WORK INSTRUCTIONS:
Give the number of lines containing the word "this" and nothing more.

——————

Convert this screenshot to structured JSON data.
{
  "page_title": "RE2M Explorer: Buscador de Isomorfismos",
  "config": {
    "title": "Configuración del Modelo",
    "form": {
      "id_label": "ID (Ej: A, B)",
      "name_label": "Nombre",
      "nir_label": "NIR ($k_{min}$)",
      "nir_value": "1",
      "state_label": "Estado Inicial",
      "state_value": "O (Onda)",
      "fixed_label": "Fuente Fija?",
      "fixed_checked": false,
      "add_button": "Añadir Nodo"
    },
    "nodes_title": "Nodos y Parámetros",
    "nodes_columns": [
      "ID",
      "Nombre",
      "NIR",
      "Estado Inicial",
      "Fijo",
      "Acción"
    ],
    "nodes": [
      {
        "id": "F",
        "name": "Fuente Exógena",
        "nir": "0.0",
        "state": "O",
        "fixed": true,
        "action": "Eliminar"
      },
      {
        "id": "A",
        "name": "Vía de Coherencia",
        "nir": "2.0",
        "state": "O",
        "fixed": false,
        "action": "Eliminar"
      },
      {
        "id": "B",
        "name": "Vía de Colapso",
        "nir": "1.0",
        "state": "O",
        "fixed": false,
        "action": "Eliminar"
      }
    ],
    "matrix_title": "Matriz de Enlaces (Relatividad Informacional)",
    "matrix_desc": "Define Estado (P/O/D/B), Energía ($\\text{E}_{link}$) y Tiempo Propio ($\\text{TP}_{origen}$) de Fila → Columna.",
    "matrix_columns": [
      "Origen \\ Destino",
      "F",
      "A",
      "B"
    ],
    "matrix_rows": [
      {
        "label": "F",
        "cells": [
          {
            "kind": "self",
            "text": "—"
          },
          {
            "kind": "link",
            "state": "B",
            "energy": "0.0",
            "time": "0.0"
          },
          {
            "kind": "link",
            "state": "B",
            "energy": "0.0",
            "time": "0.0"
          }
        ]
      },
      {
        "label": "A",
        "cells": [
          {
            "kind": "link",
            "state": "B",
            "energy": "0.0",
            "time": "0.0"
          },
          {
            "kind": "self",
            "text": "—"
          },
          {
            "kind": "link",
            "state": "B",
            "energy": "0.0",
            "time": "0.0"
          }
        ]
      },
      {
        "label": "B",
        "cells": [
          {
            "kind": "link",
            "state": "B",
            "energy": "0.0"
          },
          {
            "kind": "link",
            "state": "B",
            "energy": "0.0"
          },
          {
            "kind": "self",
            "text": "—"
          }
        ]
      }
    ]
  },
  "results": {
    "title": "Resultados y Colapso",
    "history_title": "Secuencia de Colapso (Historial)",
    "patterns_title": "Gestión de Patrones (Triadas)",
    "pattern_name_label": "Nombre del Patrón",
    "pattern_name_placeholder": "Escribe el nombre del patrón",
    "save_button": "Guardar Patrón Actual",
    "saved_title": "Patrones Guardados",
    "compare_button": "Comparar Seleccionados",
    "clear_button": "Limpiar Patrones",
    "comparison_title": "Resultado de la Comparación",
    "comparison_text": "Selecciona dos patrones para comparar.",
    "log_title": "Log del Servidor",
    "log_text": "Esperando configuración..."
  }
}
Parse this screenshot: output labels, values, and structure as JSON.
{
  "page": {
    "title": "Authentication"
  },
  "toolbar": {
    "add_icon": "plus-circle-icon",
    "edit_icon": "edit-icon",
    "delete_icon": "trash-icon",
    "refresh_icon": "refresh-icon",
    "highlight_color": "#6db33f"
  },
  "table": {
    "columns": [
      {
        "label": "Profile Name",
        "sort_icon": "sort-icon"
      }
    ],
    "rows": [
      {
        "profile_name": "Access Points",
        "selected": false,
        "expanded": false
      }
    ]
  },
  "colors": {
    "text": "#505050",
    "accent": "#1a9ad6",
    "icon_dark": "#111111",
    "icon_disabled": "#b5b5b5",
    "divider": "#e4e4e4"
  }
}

——————

OUTPUT:
2